Task statement = Lines holding the string "mort" are the ones to copy; find them all in the data.

Supplied material =
------------------------------

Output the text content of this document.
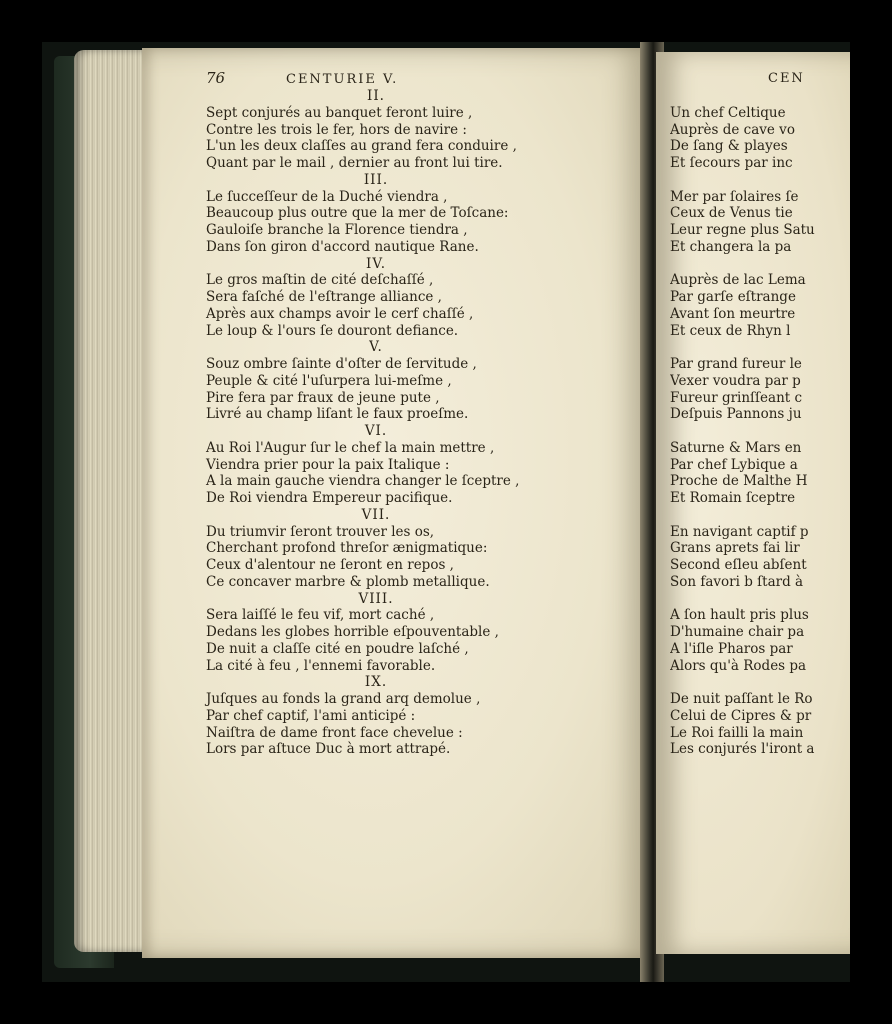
76	CENTURIE V.
II.
Sept conjurés au banquet feront luire ,
Contre les trois le fer, hors de navire :
L'un les deux claſſes au grand fera conduire ,
Quant par le mail , dernier au front lui tire.
III.
Le ſucceſſeur de la Duché viendra ,
Beaucoup plus outre que la mer de Toſcane:
Gauloiſe branche la Florence tiendra ,
Dans ſon giron d'accord nautique Rane.
IV.
Le gros maſtin de cité deſchaſſé ,
Sera faſché de l'eſtrange alliance ,
Après aux champs avoir le cerf chaſſé ,
Le loup & l'ours ſe douront defiance.
V.
Souz ombre ſainte d'oſter de ſervitude ,
Peuple & cité l'uſurpera lui-meſme ,
Pire fera par fraux de jeune pute ,
Livré au champ liſant le faux proeſme.
VI.
Au Roi l'Augur ſur le chef la main mettre ,
Viendra prier pour la paix Italique :
A la main gauche viendra changer le ſceptre ,
De Roi viendra Empereur pacifique.
VII.
Du triumvir ſeront trouver les os,
Cherchant profond threſor ænigmatique:
Ceux d'alentour ne ſeront en repos ,
Ce concaver marbre & plomb metallique.
VIII.
Sera laiſſé le feu vif, mort caché ,
Dedans les globes horrible eſpouventable ,
De nuit a claſſe cité en poudre laſché ,
La cité à feu , l'ennemi favorable.
IX.
Juſques au fonds la grand arq demolue ,
Par chef captif, l'ami anticipé :
Naiſtra de dame front face chevelue :
Lors par aſtuce Duc à mort attrapé.
CEN
Un chef Celtique
Auprès de cave vo
De ſang & playes
Et ſecours par inc
Mer par ſolaires ſe
Ceux de Venus tie
Leur regne plus Satu
Et changera la pa
Auprès de lac Lema
Par garſe eſtrange
Avant ſon meurtre
Et ceux de Rhyn l
Par grand fureur le
Vexer voudra par p
Fureur grinſſeant c
Deſpuis Pannons ju
Saturne & Mars en
Par chef Lybique a
Proche de Malthe H
Et Romain ſceptre
En navigant captif p
Grans aprets fai lir
Second eſleu abſent
Son favori b ſtard à
A ſon hault pris plus
D'humaine chair pa
A l'iſle Pharos par
Alors qu'à Rodes pa
De nuit paſſant le Ro
Celui de Cipres & pr
Le Roi failli la main
Les conjurés l'iront a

------------------------------

Exercise output =
Sera laiſſé le feu vif, mort caché ,
Lors par aſtuce Duc à mort attrapé.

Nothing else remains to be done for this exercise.